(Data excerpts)
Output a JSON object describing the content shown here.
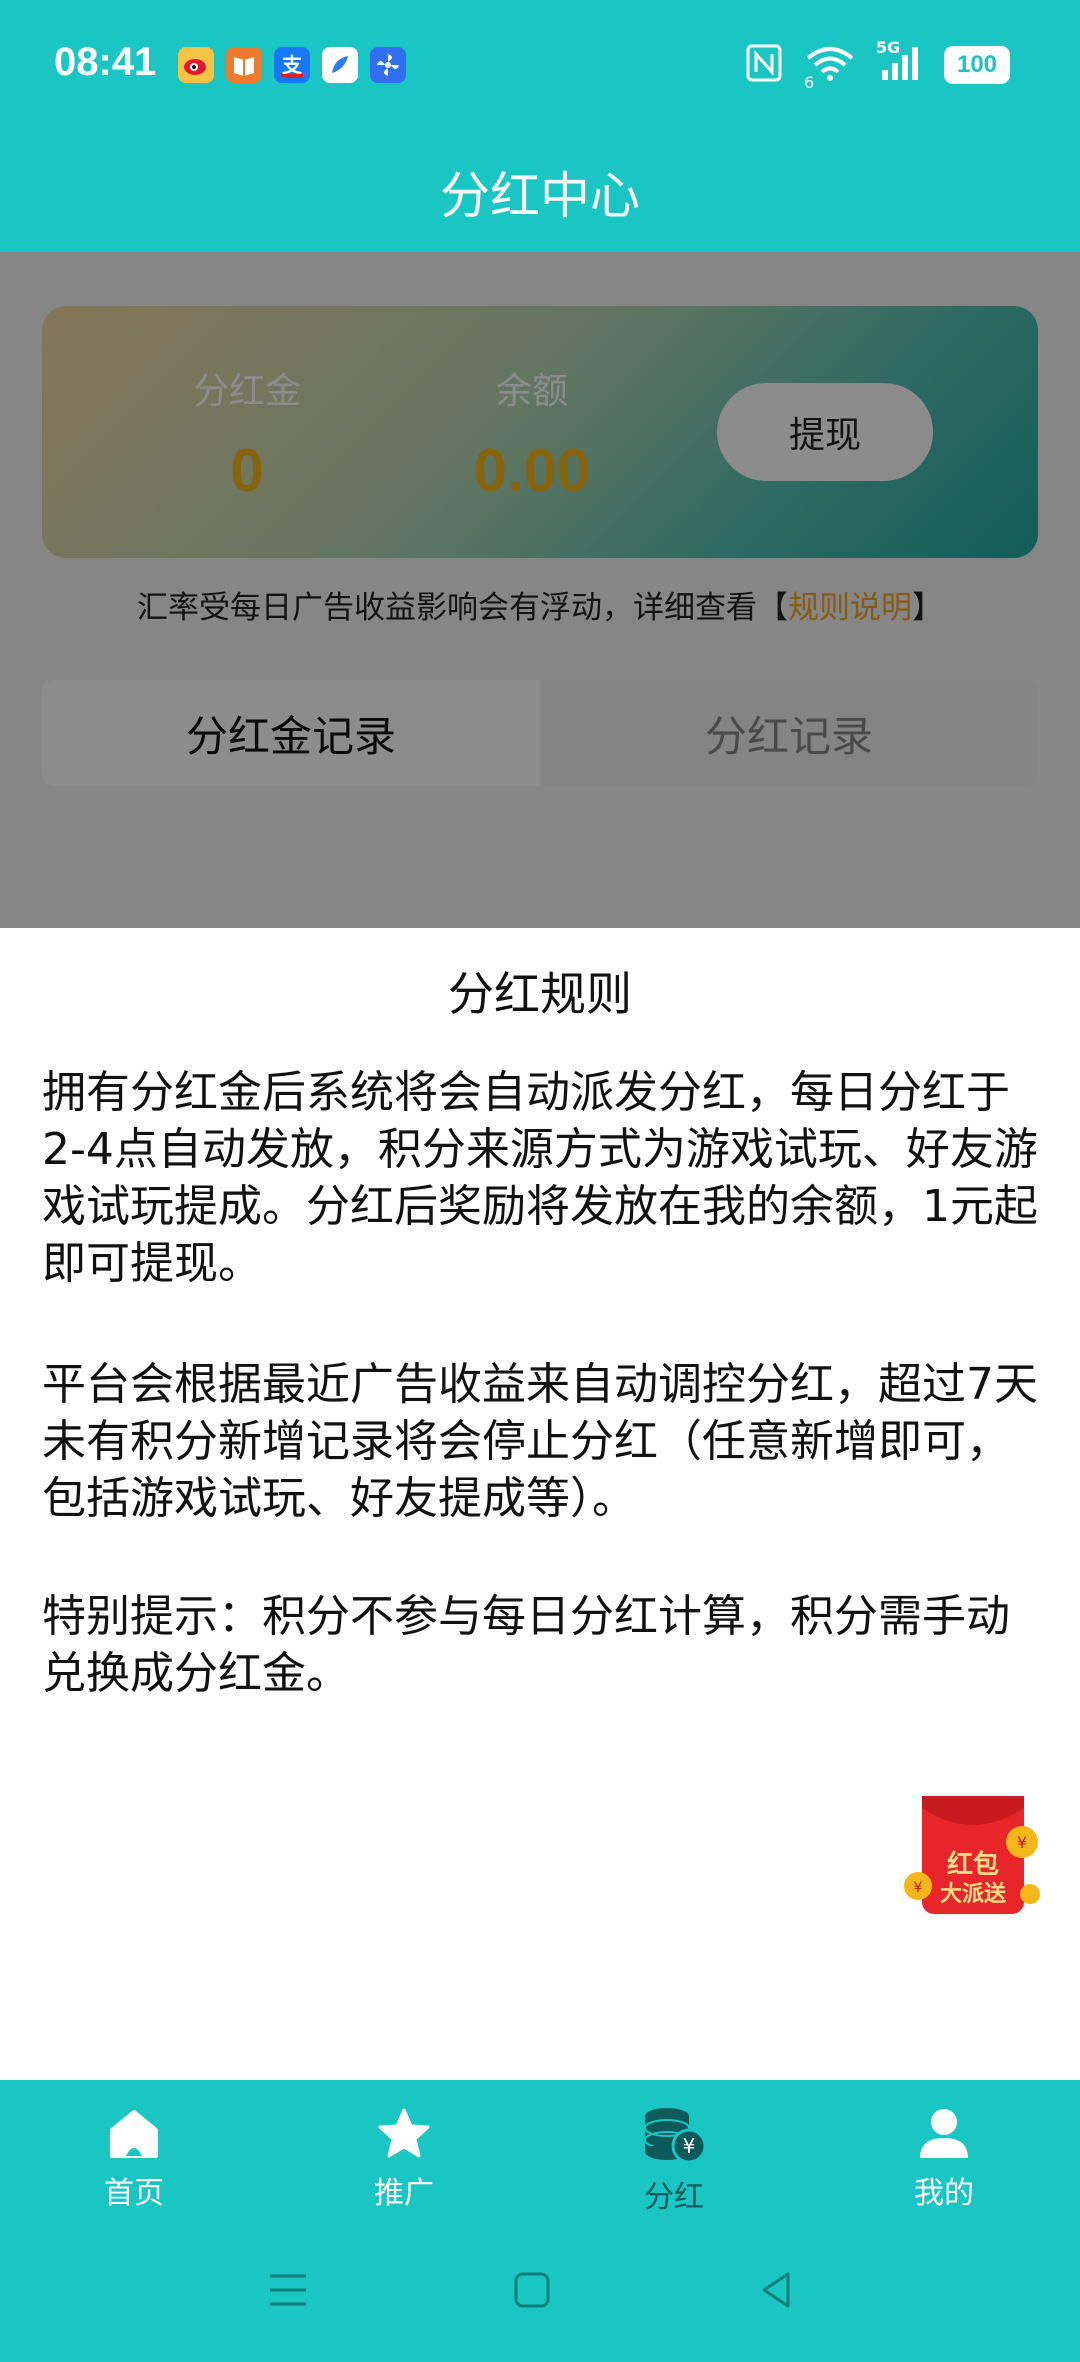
{
  "status_bar": {
    "time": "08:41",
    "notification_icons": [
      "weibo-icon",
      "reader-icon",
      "alipay-icon",
      "browser-icon",
      "pinwheel-icon"
    ],
    "network": "5G",
    "wifi_badge": "6",
    "battery": "100"
  },
  "header": {
    "title": "分红中心"
  },
  "balance_card": {
    "dividend_gold_label": "分红金",
    "dividend_gold_value": "0",
    "balance_label": "余额",
    "balance_value": "0.00",
    "withdraw_label": "提现"
  },
  "rate_note": {
    "text": "汇率受每日广告收益影响会有浮动，详细查看【",
    "link": "规则说明",
    "suffix": "】"
  },
  "tabs": [
    {
      "label": "分红金记录",
      "active": true
    },
    {
      "label": "分红记录",
      "active": false
    }
  ],
  "rules_sheet": {
    "title": "分红规则",
    "paragraphs": [
      "拥有分红金后系统将会自动派发分红，每日分红于2-4点自动发放，积分来源方式为游戏试玩、好友游戏试玩提成。分红后奖励将发放在我的余额，1元起即可提现。",
      "平台会根据最近广告收益来自动调控分红，超过7天未有积分新增记录将会停止分红（任意新增即可，包括游戏试玩、好友提成等）。",
      "特别提示：积分不参与每日分红计算，积分需手动兑换成分红金。"
    ]
  },
  "red_packet": {
    "line1": "红包",
    "line2": "大派送"
  },
  "bottom_nav": [
    {
      "label": "首页",
      "icon": "home-icon",
      "active": false
    },
    {
      "label": "推广",
      "icon": "star-icon",
      "active": false
    },
    {
      "label": "分红",
      "icon": "coins-icon",
      "active": true
    },
    {
      "label": "我的",
      "icon": "user-icon",
      "active": false
    }
  ],
  "colors": {
    "brand": "#19c6c3",
    "accent_gold": "#f5b619",
    "active_nav": "#0d5a5a"
  }
}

> _Task to complete_: The records above must be printed exactly; the pictures stay out.

> _Final result_:
Output a JSON object describing the content shown here.
{
  "status_bar": {
    "time": "08:41",
    "notification_icons": [
      "weibo-icon",
      "reader-icon",
      "alipay-icon",
      "browser-icon",
      "pinwheel-icon"
    ],
    "network": "5G",
    "wifi_badge": "6",
    "battery": "100"
  },
  "header": {
    "title": "分红中心"
  },
  "balance_card": {
    "dividend_gold_label": "分红金",
    "dividend_gold_value": "0",
    "balance_label": "余额",
    "balance_value": "0.00",
    "withdraw_label": "提现"
  },
  "rate_note": {
    "text": "汇率受每日广告收益影响会有浮动，详细查看【",
    "link": "规则说明",
    "suffix": "】"
  },
  "tabs": [
    {
      "label": "分红金记录",
      "active": true
    },
    {
      "label": "分红记录",
      "active": false
    }
  ],
  "rules_sheet": {
    "title": "分红规则",
    "paragraphs": [
      "拥有分红金后系统将会自动派发分红，每日分红于2-4点自动发放，积分来源方式为游戏试玩、好友游戏试玩提成。分红后奖励将发放在我的余额，1元起即可提现。",
      "平台会根据最近广告收益来自动调控分红，超过7天未有积分新增记录将会停止分红（任意新增即可，包括游戏试玩、好友提成等）。",
      "特别提示：积分不参与每日分红计算，积分需手动兑换成分红金。"
    ]
  },
  "red_packet": {
    "line1": "红包",
    "line2": "大派送"
  },
  "bottom_nav": [
    {
      "label": "首页",
      "icon": "home-icon",
      "active": false
    },
    {
      "label": "推广",
      "icon": "star-icon",
      "active": false
    },
    {
      "label": "分红",
      "icon": "coins-icon",
      "active": true
    },
    {
      "label": "我的",
      "icon": "user-icon",
      "active": false
    }
  ],
  "colors": {
    "brand": "#19c6c3",
    "accent_gold": "#f5b619",
    "active_nav": "#0d5a5a"
  }
}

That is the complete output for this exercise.